> **WORK REQUIRED**
Below are some entries. Output each one exactly as it appears.

> **DATA TO PROCESS**
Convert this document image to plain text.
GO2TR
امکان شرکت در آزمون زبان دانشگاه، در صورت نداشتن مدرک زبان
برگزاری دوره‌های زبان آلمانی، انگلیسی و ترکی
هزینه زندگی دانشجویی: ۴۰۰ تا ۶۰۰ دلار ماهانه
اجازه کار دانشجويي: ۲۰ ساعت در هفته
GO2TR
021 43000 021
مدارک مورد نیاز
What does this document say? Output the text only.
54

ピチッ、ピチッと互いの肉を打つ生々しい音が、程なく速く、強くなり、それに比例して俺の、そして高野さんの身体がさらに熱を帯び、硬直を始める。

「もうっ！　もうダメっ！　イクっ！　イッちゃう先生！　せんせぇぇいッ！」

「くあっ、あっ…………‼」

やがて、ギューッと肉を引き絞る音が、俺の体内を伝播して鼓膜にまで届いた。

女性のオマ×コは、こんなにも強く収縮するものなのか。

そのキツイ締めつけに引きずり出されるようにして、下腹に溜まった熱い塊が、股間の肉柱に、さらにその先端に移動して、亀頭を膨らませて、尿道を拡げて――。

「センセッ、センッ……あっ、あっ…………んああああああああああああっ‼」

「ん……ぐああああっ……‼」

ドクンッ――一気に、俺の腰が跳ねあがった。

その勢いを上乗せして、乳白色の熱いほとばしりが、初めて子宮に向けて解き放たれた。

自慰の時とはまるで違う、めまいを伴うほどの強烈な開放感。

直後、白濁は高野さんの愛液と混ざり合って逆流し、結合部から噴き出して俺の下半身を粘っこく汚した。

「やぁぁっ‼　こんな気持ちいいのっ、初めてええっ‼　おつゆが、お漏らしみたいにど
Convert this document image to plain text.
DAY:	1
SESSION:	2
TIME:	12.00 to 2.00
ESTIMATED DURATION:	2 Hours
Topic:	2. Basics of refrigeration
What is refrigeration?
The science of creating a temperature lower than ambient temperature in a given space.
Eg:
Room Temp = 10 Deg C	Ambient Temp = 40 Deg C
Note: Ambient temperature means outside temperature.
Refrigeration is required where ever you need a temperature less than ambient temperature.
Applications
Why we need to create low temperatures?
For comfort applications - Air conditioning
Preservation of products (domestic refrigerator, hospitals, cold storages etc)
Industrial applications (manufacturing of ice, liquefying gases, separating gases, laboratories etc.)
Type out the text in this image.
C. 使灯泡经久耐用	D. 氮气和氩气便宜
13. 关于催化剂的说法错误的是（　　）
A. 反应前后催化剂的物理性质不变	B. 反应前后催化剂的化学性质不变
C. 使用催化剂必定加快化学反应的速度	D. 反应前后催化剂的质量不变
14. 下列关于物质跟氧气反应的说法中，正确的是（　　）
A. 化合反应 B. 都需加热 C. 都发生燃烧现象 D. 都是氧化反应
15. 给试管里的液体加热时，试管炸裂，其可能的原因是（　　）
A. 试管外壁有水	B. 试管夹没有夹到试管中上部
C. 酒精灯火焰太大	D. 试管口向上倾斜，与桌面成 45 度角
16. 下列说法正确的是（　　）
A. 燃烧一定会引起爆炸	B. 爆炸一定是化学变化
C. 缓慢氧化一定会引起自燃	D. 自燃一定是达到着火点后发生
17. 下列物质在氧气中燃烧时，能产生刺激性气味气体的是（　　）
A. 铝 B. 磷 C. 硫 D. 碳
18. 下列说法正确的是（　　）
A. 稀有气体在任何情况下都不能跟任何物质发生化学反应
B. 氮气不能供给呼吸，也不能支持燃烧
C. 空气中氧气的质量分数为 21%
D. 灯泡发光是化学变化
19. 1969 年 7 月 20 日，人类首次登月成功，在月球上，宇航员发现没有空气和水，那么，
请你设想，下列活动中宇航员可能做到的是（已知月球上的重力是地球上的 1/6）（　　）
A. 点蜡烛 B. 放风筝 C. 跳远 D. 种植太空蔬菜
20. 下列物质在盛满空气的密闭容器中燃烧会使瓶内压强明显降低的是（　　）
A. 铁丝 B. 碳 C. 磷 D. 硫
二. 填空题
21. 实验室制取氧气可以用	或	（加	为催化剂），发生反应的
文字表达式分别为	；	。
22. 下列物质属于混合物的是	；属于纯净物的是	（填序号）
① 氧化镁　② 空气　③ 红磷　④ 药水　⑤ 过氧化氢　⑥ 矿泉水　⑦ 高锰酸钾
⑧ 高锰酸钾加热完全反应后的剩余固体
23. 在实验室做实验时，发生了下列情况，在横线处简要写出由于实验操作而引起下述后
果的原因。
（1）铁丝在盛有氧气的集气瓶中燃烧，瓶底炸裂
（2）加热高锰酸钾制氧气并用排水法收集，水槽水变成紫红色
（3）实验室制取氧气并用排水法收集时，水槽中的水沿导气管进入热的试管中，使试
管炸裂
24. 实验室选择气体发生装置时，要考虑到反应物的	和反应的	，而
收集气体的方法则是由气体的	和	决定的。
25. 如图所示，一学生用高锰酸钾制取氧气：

> **ANSWER FOR THE TASK**
Convert this document image to plain text.
GO2TR
امکان شرکت در آزمون زبان دانشگاه، در صورت نداشتن مدرک زبان
برگزاری دوره‌های زبان آلمانی، انگلیسی و ترکی
هزینه زندگی دانشجویی: ۴۰۰ تا ۶۰۰ دلار ماهانه
اجازه کار دانشجويي: ۲۰ ساعت در هفته
GO2TR
021 43000 021
مدارک مورد نیاز
What does this document say? Output the text only.
54

ピチッ、ピチッと互いの肉を打つ生々しい音が、程なく速く、強くなり、それに比例して俺の、そして高野さんの身体がさらに熱を帯び、硬直を始める。

「もうっ！　もうダメっ！　イクっ！　イッちゃう先生！　せんせぇぇいッ！」

「くあっ、あっ…………‼」

やがて、ギューッと肉を引き絞る音が、俺の体内を伝播して鼓膜にまで届いた。

女性のオマ×コは、こんなにも強く収縮するものなのか。

そのキツイ締めつけに引きずり出されるようにして、下腹に溜まった熱い塊が、股間の肉柱に、さらにその先端に移動して、亀頭を膨らませて、尿道を拡げて――。

「センセッ、センッ……あっ、あっ…………んああああああああああああっ‼」

「ん……ぐああああっ……‼」

ドクンッ――一気に、俺の腰が跳ねあがった。

その勢いを上乗せして、乳白色の熱いほとばしりが、初めて子宮に向けて解き放たれた。

自慰の時とはまるで違う、めまいを伴うほどの強烈な開放感。

直後、白濁は高野さんの愛液と混ざり合って逆流し、結合部から噴き出して俺の下半身を粘っこく汚した。

「やぁぁっ‼　こんな気持ちいいのっ、初めてええっ‼　おつゆが、お漏らしみたいにど
Convert this document image to plain text.
DAY:	1
SESSION:	2
TIME:	12.00 to 2.00
ESTIMATED DURATION:	2 Hours
Topic:	2. Basics of refrigeration
What is refrigeration?
The science of creating a temperature lower than ambient temperature in a given space.
Eg:
Room Temp = 10 Deg C	Ambient Temp = 40 Deg C
Note: Ambient temperature means outside temperature.
Refrigeration is required where ever you need a temperature less than ambient temperature.
Applications
Why we need to create low temperatures?
For comfort applications - Air conditioning
Preservation of products (domestic refrigerator, hospitals, cold storages etc)
Industrial applications (manufacturing of ice, liquefying gases, separating gases, laboratories etc.)
Type out the text in this image.
C. 使灯泡经久耐用	D. 氮气和氩气便宜
13. 关于催化剂的说法错误的是（　　）
A. 反应前后催化剂的物理性质不变	B. 反应前后催化剂的化学性质不变
C. 使用催化剂必定加快化学反应的速度	D. 反应前后催化剂的质量不变
14. 下列关于物质跟氧气反应的说法中，正确的是（　　）
A. 化合反应 B. 都需加热 C. 都发生燃烧现象 D. 都是氧化反应
15. 给试管里的液体加热时，试管炸裂，其可能的原因是（　　）
A. 试管外壁有水	B. 试管夹没有夹到试管中上部
C. 酒精灯火焰太大	D. 试管口向上倾斜，与桌面成 45 度角
16. 下列说法正确的是（　　）
A. 燃烧一定会引起爆炸	B. 爆炸一定是化学变化
C. 缓慢氧化一定会引起自燃	D. 自燃一定是达到着火点后发生
17. 下列物质在氧气中燃烧时，能产生刺激性气味气体的是（　　）
A. 铝 B. 磷 C. 硫 D. 碳
18. 下列说法正确的是（　　）
A. 稀有气体在任何情况下都不能跟任何物质发生化学反应
B. 氮气不能供给呼吸，也不能支持燃烧
C. 空气中氧气的质量分数为 21%
D. 灯泡发光是化学变化
19. 1969 年 7 月 20 日，人类首次登月成功，在月球上，宇航员发现没有空气和水，那么，
请你设想，下列活动中宇航员可能做到的是（已知月球上的重力是地球上的 1/6）（　　）
A. 点蜡烛 B. 放风筝 C. 跳远 D. 种植太空蔬菜
20. 下列物质在盛满空气的密闭容器中燃烧会使瓶内压强明显降低的是（　　）
A. 铁丝 B. 碳 C. 磷 D. 硫
二. 填空题
21. 实验室制取氧气可以用	或	（加	为催化剂），发生反应的
文字表达式分别为	；	。
22. 下列物质属于混合物的是	；属于纯净物的是	（填序号）
① 氧化镁　② 空气　③ 红磷　④ 药水　⑤ 过氧化氢　⑥ 矿泉水　⑦ 高锰酸钾
⑧ 高锰酸钾加热完全反应后的剩余固体
23. 在实验室做实验时，发生了下列情况，在横线处简要写出由于实验操作而引起下述后
果的原因。
（1）铁丝在盛有氧气的集气瓶中燃烧，瓶底炸裂
（2）加热高锰酸钾制氧气并用排水法收集，水槽水变成紫红色
（3）实验室制取氧气并用排水法收集时，水槽中的水沿导气管进入热的试管中，使试
管炸裂
24. 实验室选择气体发生装置时，要考虑到反应物的	和反应的	，而
收集气体的方法则是由气体的	和	决定的。
25. 如图所示，一学生用高锰酸钾制取氧气：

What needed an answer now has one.